> [Reading text]
━━━━━━━━━━━━━━━━

Hacker Newsnew | past | comments | ask | show | jobs | submitlogin

(DISCLAIMER: The following is based on my own experiences and may not agree with your own. These are just things I've personally observed to be true. And of course these are just tendencies rather than absolutes.)

Do you often see biologists without CS backgrounds making those kinds of mistakes about CS topics that people with CS backgrounds make about biology topics?

I also have a background in CS and biology, with some math and physics, too. I've also observed the tendency of people mainly trained in formal sciences (e.g., CS, math, logic) who's schooling involves a large amount of deriving things from first principles, to make this mistake (this is also true of more mathematically inclined physics majors and certain flavors of economics majors). They often think that what they know is enough to derive a novel insight from first principles, when the further you get from physics, the less true that becomes as the nonlinearity and sheer complexity of the world starts to interfere.

Different areas provide different ways of thinking with different strengths and weaknesses. They aren't mutually exclusive in the sense that learning one makes it harder to learn the other, but they require a non-trivial depth of study to pick up so most people tend to get mentally siloed unless they either study one of those other fields or somehow pick it up through a more non-traditional route (which absolutely happens, but is less reliable).

If you want an example of the type of things biologists tend to be weak at, I'd say quantitative thinking (at least relative to other sciences). Biologists tend to be the most math-phobic of the natural sciences, so most have a mental ugh field around most math. You'd be shocked how many grad students can't do some fairly basic stuff. Many undergraduate programs barely require calculus, though that's slowly changing, and you'll often get some exposure to some elementary probability and combinatorics in your introductory genetics class. And it's shocking how many people with whom I studied evolution and comparative physiology and anatomy didn't come away with some degree of probabilistic intuition.

Other fields I've studied to variously minor degrees that train particular mental habits or develop particular skills and perspectives that I've found valuable are psychology and the study of cognitive biases, cognitive science, computer programming and software engineering, chemistry and biochemistry, literature, economics (both the traditional kind and the more modern behavioral kind), probability, game theory, history, anthropology and a few others.

Fields I suspect train other mental habits/skills/etc. that I lack and haven't yet studied include poetry, martial arts, dance, jazz and/or improv, music theory and music in general, drawing, deeper dives into the topics I've already encountered, and probably a ton more that I'm can't remember.

Really the more wide ranging your curiosity is, the more well-rounded you become. And since most people don't bother leaving their silos (maybe a handful of others at most), you can after many years start to put together all sorts of insights that others find non-obvious (though they will still rarely be novel).

(I think nowadays people might call these "mental models", but learning about mental models directly through a description in a listicle has always seemed less useful than studying the fields themselves and indirectly building the mental model yourself.)

━━━━━━━━━━━━━━━━

[Records from a collection]
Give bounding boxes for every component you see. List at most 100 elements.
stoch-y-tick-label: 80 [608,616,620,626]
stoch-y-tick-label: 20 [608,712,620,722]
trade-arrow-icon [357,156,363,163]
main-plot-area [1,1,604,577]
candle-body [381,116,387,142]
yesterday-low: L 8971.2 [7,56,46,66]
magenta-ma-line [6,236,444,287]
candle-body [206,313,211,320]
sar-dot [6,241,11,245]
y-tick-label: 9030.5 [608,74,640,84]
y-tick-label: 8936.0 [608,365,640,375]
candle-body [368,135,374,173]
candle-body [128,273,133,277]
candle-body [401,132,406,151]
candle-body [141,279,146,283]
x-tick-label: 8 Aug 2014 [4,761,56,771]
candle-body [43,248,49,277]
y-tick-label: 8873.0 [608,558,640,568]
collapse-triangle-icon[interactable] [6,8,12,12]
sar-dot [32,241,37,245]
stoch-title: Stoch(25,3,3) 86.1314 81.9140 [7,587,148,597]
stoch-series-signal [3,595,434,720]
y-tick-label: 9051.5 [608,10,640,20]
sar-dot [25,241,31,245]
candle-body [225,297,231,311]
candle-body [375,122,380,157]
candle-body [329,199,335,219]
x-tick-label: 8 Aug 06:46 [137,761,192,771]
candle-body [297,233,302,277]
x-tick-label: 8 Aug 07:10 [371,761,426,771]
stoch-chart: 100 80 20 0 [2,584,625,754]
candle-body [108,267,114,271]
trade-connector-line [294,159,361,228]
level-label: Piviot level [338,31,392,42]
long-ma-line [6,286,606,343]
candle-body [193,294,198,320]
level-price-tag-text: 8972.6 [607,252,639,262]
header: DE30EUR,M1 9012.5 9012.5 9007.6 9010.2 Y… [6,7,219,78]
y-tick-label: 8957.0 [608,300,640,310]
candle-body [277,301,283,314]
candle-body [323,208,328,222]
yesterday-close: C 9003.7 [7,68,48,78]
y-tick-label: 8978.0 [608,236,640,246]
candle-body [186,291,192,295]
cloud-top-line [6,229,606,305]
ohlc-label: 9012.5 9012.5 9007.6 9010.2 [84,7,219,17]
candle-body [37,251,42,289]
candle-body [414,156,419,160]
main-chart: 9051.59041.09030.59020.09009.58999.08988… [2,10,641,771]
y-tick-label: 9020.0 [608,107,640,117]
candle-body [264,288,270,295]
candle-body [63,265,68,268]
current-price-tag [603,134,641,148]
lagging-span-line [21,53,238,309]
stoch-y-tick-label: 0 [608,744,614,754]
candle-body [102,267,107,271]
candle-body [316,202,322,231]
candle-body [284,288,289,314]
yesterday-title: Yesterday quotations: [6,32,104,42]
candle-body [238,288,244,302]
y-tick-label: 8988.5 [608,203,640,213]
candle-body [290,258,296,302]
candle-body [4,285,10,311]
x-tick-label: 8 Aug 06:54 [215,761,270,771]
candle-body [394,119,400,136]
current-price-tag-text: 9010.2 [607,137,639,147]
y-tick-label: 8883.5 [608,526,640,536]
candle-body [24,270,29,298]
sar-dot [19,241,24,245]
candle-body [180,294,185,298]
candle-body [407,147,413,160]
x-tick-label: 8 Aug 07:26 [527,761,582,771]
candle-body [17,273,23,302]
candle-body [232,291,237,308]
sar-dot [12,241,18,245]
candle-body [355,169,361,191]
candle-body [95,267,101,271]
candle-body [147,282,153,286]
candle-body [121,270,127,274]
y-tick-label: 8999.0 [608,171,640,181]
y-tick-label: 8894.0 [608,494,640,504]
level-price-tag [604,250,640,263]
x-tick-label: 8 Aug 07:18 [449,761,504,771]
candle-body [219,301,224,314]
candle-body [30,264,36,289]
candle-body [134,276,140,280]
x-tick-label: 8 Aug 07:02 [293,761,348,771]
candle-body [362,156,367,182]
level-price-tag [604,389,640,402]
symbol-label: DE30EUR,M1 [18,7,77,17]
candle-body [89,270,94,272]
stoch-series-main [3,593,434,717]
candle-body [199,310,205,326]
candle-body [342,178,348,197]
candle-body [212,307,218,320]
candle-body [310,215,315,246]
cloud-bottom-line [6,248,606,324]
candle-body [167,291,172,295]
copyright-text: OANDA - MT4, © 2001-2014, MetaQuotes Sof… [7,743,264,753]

━━━━━━━━━━━━━━━━

> [Instructions]
(a) Translate this sentence from the comment into Spanish: "Different areas provide different ways of thinking with different strengths and weaknesses."
(b) Please edit the comment, starting at "(I think nowadays" and ending at "mental model yourself.)", so that "listicle" becomes "blog post", and write out that passage.
(c) In the comment, what type of thing does the writer say biologists tend to be weak at?

> [Exercise results]
(a) Las distintas áreas ofrecen distintas formas de pensar, con distintas fortalezas y debilidades.

(b)
(I think nowadays people might call these "mental models", but learning about mental models directly through a description in a blog post has always seemed less useful than studying the fields themselves and indirectly building the mental model yourself.)

(c) Quantitative thinking, at least relative to other sciences.